▶ [Supplied data]:
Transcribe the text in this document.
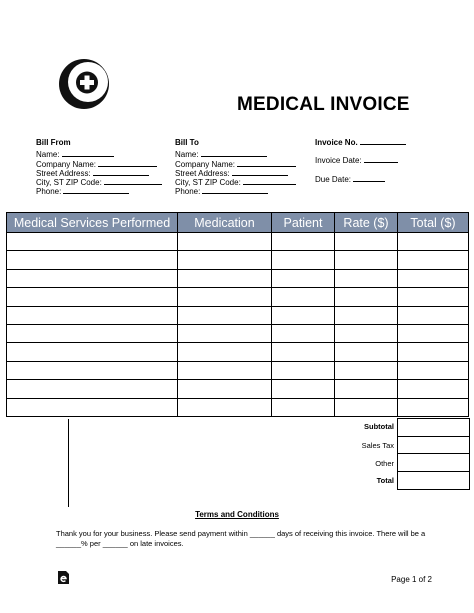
MEDICAL INVOICE
Bill From
Name:
Company Name:
Street Address:
City, ST ZIP Code:
Phone:
Bill To
Name:
Company Name:
Street Address:
City, ST ZIP Code:
Phone:
Invoice No.
Invoice Date:
Due Date:
Medical Services Performed	Medication	Patient	Rate ($)	Total ($)

Subtotal
Sales Tax
Other
Total
Terms and Conditions
Thank you for your business. Please send payment within ______ days of receiving this invoice. There will be a ______% per ______ on late invoices.
Page 1 of 2
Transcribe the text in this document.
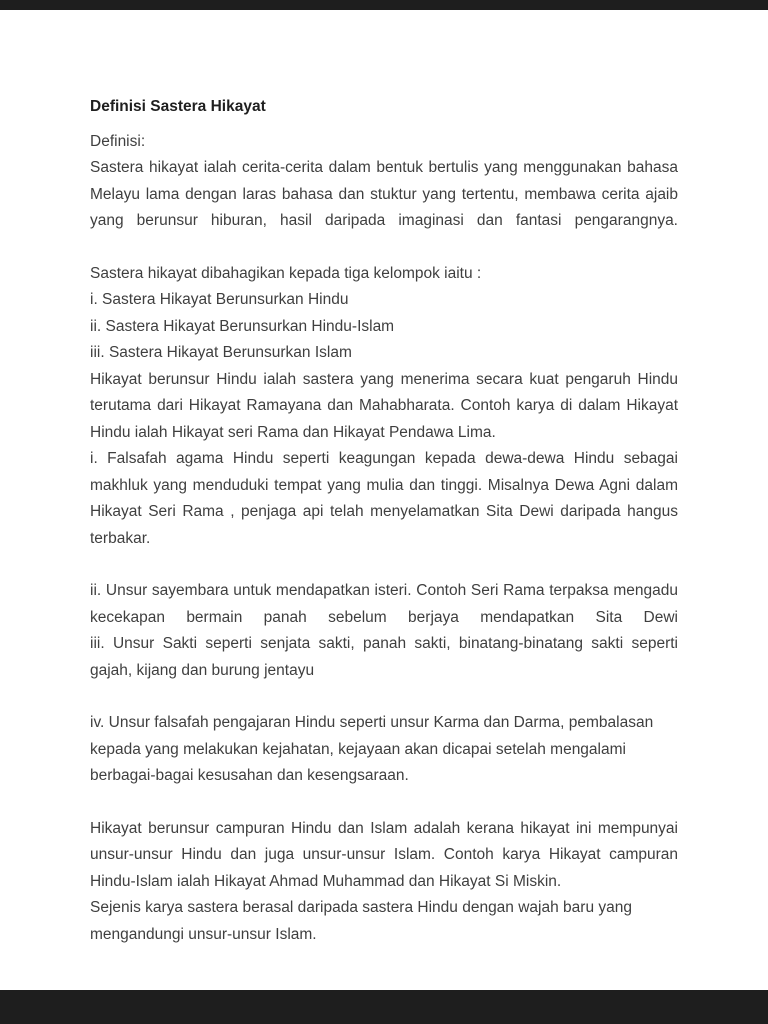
Definisi Sastera Hikayat

Definisi:

Sastera hikayat ialah cerita-cerita dalam bentuk bertulis yang menggunakan bahasa Melayu lama dengan laras bahasa dan stuktur yang tertentu, membawa cerita ajaib yang berunsur hiburan, hasil daripada imaginasi dan fantasi pengarangnya.

Sastera hikayat dibahagikan kepada tiga kelompok iaitu :

i. Sastera Hikayat Berunsurkan Hindu

ii. Sastera Hikayat Berunsurkan Hindu-Islam

iii. Sastera Hikayat Berunsurkan Islam

Hikayat berunsur Hindu ialah sastera yang menerima secara kuat pengaruh Hindu terutama dari Hikayat Ramayana dan Mahabharata. Contoh karya di dalam Hikayat Hindu ialah Hikayat seri Rama dan Hikayat Pendawa Lima.

i. Falsafah agama Hindu seperti keagungan kepada dewa-dewa Hindu sebagai makhluk yang menduduki tempat yang mulia dan tinggi. Misalnya Dewa Agni dalam Hikayat Seri Rama , penjaga api telah menyelamatkan Sita Dewi daripada hangus terbakar.

ii. Unsur sayembara untuk mendapatkan isteri. Contoh Seri Rama terpaksa mengadu kecekapan bermain panah sebelum berjaya mendapatkan Sita Dewi

iii. Unsur Sakti seperti senjata sakti, panah sakti, binatang-binatang sakti seperti gajah, kijang dan burung jentayu

iv. Unsur falsafah pengajaran Hindu seperti unsur Karma dan Darma, pembalasan kepada yang melakukan kejahatan, kejayaan akan dicapai setelah mengalami berbagai-bagai kesusahan dan kesengsaraan.

Hikayat berunsur campuran Hindu dan Islam adalah kerana hikayat ini mempunyai unsur-unsur Hindu dan juga unsur-unsur Islam. Contoh karya Hikayat campuran Hindu-Islam ialah Hikayat Ahmad Muhammad dan Hikayat Si Miskin.

Sejenis karya sastera berasal daripada sastera Hindu dengan wajah baru yang mengandungi unsur-unsur Islam.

▶ [Aim of the exercise]:
Check each line above for the string "Berunsurkan", then copy the ones that have it.

▶ [Solution below]:
i. Sastera Hikayat Berunsurkan Hindu
ii. Sastera Hikayat Berunsurkan Hindu-Islam
iii. Sastera Hikayat Berunsurkan Islam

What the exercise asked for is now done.